> _Task directions_: Return each line of the data below that contains the string "doses".

○ ○ ○ ○ ○

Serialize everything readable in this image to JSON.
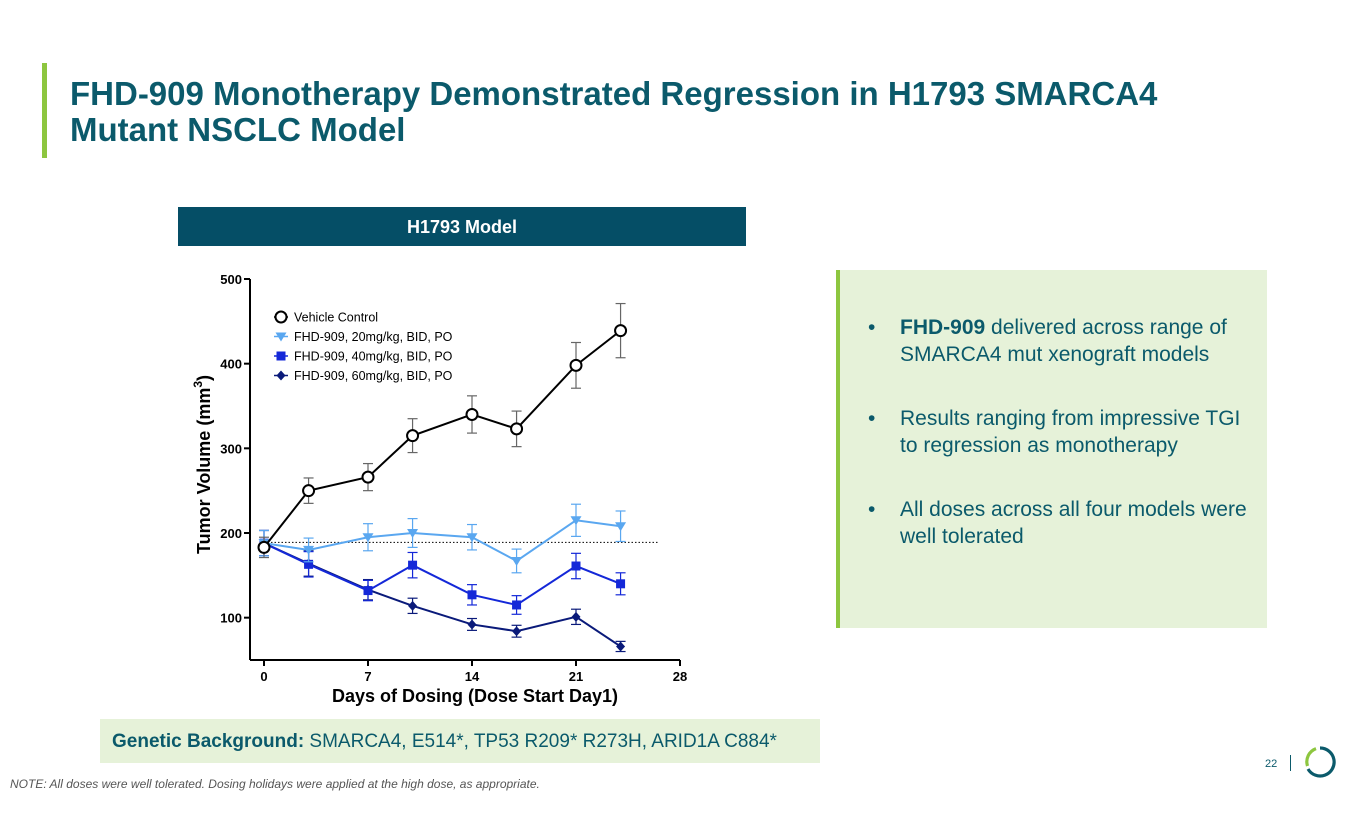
{
  "title": "FHD-909 Monotherapy Demonstrated Regression in H1793 SMARCA4 Mutant NSCLC Model",
  "model_header": "H1793 Model",
  "bullet_marker": "•",
  "bullets": [
    {
      "bold": "FHD-909",
      "text": " delivered across range of SMARCA4 mut xenograft models"
    },
    {
      "bold": "",
      "text": "Results ranging from impressive TGI to regression as monotherapy"
    },
    {
      "bold": "",
      "text": "All doses across all four models were well tolerated"
    }
  ],
  "genetic": {
    "label": "Genetic Background:",
    "value": " SMARCA4, E514*, TP53 R209* R273H, ARID1A C884*"
  },
  "note": "NOTE: All doses were well tolerated. Dosing holidays were applied at the high dose, as appropriate.",
  "page_number": "22",
  "colors": {
    "title": "#0b5a6b",
    "accent_green": "#8dc63f",
    "header_bg": "#054e66",
    "panel_bg": "#e6f2d9"
  },
  "chart_data": {
    "type": "line",
    "xlabel": "Days of Dosing (Dose Start Day1)",
    "ylabel": "Tumor Volume (mm",
    "ylabel_sup": "3",
    "ylabel_close": ")",
    "xlim": [
      0,
      28
    ],
    "ylim": [
      50,
      500
    ],
    "xticks": [
      "0",
      "7",
      "14",
      "21",
      "28"
    ],
    "yticks": [
      "100",
      "200",
      "300",
      "400",
      "500"
    ],
    "reference_line_y": 189,
    "x": [
      0,
      3,
      7,
      10,
      14,
      17,
      21,
      24
    ],
    "series": [
      {
        "name": "Vehicle Control",
        "marker": "circle-open",
        "color": "#000000",
        "values": [
          183,
          250,
          266,
          315,
          340,
          323,
          398,
          439
        ],
        "errors": [
          12,
          15,
          16,
          20,
          22,
          21,
          27,
          32
        ]
      },
      {
        "name": "FHD-909, 20mg/kg, BID, PO",
        "marker": "triangle-down",
        "color": "#5aa7f0",
        "values": [
          188,
          180,
          195,
          200,
          195,
          167,
          215,
          208
        ],
        "errors": [
          15,
          14,
          16,
          17,
          15,
          14,
          19,
          18
        ]
      },
      {
        "name": "FHD-909, 40mg/kg, BID, PO",
        "marker": "square",
        "color": "#1428d8",
        "values": [
          188,
          163,
          132,
          162,
          127,
          115,
          161,
          140
        ],
        "errors": [
          15,
          15,
          12,
          15,
          12,
          11,
          15,
          13
        ]
      },
      {
        "name": "FHD-909, 60mg/kg, BID, PO",
        "marker": "diamond",
        "color": "#0a1a7a",
        "values": [
          188,
          164,
          133,
          114,
          92,
          84,
          101,
          66
        ],
        "errors": [
          15,
          15,
          12,
          9,
          7,
          7,
          9,
          6
        ]
      }
    ]
  }
}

○ ○ ○ ○ ○

> _Answer below_:
      "text": "All doses across all four models were well tolerated"
  "note": "NOTE: All doses were well tolerated. Dosing holidays were applied at the high dose, as appropriate.",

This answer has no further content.